# Task requirements:
Records follow. Copy every line with "fundraising".

# Dataset excerpts:
------------

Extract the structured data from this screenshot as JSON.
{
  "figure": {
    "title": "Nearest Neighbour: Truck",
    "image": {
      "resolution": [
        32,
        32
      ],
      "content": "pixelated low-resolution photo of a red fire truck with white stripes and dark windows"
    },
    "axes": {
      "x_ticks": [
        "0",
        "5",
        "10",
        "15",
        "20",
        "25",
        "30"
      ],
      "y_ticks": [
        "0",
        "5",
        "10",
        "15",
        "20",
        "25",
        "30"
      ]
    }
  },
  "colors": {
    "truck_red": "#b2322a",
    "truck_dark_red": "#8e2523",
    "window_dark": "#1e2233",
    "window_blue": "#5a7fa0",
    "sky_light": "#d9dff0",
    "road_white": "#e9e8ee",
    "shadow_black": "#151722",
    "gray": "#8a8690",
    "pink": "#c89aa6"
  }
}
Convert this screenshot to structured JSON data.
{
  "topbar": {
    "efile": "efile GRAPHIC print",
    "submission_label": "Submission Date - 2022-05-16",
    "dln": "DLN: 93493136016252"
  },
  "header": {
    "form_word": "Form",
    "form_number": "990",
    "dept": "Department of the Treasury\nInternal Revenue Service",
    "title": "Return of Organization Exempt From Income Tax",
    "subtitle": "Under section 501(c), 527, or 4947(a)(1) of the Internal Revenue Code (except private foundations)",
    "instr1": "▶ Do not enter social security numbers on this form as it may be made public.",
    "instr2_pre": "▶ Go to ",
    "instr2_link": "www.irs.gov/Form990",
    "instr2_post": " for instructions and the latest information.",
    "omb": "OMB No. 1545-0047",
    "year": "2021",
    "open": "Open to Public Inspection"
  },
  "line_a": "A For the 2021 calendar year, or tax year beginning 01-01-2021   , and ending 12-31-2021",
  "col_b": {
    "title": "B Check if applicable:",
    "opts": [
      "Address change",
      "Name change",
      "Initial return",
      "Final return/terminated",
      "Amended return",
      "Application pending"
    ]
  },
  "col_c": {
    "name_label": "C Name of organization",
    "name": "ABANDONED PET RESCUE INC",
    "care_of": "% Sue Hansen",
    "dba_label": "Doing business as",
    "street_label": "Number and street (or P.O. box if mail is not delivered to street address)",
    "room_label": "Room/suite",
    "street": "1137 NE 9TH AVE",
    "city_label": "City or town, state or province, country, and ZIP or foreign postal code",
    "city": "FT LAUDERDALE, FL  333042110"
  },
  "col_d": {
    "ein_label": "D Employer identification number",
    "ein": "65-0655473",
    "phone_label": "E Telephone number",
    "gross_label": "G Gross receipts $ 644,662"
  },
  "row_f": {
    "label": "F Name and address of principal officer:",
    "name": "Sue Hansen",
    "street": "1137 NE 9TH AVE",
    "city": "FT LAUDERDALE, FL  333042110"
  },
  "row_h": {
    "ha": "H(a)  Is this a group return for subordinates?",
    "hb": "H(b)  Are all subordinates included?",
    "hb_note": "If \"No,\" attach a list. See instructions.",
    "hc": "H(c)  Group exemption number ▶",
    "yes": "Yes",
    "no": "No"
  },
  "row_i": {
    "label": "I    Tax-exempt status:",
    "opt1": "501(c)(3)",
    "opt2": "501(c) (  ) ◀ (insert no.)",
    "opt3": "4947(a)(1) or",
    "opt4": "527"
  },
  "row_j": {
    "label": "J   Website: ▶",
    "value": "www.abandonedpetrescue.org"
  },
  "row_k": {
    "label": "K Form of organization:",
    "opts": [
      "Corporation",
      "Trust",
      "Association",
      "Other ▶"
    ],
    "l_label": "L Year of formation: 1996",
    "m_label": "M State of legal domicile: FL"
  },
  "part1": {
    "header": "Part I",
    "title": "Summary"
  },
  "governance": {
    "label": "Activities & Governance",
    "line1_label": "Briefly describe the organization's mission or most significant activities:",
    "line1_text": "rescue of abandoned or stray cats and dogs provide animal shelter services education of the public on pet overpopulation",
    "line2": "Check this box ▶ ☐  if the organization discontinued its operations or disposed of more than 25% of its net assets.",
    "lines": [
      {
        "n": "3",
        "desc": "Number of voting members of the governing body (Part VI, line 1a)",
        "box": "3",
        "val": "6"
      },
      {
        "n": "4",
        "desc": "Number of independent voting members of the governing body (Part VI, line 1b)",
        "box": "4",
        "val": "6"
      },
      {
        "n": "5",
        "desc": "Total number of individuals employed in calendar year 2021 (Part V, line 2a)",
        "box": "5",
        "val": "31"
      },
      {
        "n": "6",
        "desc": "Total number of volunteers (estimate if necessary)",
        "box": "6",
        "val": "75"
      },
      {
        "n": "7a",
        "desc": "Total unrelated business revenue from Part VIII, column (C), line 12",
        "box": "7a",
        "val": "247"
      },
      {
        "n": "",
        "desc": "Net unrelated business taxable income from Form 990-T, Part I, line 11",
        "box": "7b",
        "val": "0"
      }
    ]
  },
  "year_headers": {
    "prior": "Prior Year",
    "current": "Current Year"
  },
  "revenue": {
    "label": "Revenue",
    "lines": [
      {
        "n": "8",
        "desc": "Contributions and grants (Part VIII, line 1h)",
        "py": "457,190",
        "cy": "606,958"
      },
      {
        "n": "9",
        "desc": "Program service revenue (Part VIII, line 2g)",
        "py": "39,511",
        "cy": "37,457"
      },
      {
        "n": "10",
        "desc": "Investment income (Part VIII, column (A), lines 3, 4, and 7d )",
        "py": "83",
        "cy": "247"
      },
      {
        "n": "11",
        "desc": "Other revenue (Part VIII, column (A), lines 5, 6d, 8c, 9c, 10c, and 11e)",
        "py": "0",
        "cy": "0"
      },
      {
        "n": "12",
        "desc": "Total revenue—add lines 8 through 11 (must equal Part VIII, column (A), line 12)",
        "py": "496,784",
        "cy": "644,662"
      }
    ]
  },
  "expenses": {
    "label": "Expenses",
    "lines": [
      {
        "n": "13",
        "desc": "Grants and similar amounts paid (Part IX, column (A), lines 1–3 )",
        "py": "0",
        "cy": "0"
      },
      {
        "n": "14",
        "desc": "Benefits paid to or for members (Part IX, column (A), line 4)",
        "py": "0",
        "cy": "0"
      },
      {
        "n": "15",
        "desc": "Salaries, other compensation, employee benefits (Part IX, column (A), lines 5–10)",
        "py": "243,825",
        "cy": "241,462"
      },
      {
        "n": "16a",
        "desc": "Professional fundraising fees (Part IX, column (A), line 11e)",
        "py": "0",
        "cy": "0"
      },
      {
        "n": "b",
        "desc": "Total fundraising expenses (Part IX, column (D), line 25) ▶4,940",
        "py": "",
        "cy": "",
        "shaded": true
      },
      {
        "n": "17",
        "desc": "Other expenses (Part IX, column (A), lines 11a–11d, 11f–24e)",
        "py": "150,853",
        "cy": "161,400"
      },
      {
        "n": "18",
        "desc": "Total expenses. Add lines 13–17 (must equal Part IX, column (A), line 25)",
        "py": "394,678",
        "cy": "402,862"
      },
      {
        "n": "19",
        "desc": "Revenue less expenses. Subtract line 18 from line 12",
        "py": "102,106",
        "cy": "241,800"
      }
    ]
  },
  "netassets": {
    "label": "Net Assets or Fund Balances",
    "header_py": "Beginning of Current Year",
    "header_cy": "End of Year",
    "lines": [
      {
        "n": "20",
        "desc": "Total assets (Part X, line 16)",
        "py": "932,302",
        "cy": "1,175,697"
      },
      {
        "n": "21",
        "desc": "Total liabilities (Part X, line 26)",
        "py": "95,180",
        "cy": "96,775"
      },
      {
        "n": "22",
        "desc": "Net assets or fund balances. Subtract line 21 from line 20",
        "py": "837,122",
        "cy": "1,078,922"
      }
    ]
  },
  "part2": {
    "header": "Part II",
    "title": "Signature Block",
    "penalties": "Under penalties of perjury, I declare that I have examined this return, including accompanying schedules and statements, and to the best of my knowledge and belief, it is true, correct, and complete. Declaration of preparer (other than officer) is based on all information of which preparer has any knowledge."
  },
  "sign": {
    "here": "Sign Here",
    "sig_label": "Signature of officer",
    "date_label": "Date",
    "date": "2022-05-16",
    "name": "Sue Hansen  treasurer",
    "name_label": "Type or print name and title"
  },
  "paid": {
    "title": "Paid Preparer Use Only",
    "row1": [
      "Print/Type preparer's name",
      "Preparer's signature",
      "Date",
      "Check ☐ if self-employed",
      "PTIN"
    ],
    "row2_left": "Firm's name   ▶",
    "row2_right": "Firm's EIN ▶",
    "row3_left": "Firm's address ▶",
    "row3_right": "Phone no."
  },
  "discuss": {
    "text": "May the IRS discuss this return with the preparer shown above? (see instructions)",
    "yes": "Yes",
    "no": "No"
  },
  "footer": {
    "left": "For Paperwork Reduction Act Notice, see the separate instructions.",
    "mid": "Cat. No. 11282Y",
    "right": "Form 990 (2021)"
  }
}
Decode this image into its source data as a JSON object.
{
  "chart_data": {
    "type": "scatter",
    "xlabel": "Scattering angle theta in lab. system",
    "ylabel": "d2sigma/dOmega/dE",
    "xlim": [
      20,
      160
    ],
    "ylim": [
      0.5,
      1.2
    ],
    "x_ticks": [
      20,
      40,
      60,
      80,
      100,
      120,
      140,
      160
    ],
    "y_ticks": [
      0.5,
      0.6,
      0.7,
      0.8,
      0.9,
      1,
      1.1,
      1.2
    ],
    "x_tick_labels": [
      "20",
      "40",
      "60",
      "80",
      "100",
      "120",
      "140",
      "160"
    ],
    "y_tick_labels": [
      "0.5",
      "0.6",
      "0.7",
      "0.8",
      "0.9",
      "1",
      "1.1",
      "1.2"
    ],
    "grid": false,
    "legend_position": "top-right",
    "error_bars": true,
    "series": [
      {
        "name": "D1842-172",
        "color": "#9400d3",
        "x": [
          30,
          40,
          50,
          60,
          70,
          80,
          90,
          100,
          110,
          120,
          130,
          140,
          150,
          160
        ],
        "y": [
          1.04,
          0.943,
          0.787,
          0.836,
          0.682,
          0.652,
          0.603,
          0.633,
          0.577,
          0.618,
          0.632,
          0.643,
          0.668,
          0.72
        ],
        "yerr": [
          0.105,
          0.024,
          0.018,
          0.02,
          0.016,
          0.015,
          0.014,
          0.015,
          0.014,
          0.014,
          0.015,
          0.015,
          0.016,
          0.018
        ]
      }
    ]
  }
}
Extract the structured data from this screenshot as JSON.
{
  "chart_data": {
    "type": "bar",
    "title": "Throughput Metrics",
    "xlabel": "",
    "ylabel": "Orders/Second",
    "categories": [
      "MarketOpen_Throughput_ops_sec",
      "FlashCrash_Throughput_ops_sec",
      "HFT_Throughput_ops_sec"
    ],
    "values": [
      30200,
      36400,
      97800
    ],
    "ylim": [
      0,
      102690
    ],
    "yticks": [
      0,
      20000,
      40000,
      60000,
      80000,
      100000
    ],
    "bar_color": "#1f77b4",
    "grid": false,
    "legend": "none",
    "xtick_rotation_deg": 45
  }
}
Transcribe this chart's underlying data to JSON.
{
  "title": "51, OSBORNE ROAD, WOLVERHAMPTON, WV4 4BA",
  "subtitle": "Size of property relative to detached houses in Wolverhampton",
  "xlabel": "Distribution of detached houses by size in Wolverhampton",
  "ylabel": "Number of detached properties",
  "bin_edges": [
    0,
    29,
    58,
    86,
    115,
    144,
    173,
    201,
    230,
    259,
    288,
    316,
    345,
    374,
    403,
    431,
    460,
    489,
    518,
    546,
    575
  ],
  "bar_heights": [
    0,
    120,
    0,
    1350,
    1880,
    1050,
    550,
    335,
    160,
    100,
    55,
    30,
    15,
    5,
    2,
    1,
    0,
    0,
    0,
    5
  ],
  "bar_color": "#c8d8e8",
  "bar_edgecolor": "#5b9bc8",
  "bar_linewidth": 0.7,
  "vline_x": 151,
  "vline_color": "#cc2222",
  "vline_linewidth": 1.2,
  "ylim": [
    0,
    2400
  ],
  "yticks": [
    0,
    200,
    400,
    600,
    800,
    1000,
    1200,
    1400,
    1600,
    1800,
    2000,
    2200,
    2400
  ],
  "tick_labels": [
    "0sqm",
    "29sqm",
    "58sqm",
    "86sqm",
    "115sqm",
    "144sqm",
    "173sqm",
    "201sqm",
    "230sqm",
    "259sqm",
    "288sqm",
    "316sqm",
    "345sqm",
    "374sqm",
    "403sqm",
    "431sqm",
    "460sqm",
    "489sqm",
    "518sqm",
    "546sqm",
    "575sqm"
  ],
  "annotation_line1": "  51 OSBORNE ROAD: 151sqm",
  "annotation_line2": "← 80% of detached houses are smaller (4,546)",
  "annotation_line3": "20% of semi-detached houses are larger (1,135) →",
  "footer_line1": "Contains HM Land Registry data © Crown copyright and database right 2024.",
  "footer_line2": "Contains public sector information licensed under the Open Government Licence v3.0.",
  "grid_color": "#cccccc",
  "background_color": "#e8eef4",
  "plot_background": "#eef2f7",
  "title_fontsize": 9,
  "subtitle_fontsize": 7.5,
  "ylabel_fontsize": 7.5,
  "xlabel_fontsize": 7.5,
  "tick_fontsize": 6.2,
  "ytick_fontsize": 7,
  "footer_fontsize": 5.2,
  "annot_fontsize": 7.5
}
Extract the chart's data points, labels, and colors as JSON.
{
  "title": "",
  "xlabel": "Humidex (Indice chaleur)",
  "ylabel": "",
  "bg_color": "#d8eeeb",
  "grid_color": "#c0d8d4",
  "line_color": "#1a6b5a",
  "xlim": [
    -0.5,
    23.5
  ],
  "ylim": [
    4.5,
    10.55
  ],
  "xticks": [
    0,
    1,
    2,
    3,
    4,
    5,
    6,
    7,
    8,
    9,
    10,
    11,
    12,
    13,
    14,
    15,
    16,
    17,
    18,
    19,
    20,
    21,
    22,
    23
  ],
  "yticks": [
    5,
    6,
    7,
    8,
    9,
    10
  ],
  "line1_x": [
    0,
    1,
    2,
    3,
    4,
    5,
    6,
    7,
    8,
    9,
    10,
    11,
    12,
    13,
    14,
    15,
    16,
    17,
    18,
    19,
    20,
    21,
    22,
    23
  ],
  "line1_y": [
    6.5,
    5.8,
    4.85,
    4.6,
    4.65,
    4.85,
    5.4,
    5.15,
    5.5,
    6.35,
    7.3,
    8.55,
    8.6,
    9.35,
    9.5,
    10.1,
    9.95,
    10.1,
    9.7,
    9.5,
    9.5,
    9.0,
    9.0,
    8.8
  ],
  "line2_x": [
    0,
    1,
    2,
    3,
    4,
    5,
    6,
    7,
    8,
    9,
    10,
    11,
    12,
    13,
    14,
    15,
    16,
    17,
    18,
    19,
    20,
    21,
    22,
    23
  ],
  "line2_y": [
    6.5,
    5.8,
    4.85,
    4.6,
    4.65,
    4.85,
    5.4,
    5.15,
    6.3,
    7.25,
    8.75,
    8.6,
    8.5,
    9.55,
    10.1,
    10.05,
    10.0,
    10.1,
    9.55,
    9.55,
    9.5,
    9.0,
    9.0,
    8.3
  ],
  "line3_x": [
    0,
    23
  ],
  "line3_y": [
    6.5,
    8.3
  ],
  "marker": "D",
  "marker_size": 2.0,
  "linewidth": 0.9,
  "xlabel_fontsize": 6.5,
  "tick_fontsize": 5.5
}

------------

# Reply to the task:
        "desc": "Professional fundraising fees (Part IX, column (A), line 11e)",
        "desc": "Total fundraising expenses (Part IX, column (D), line 25) ▶4,940",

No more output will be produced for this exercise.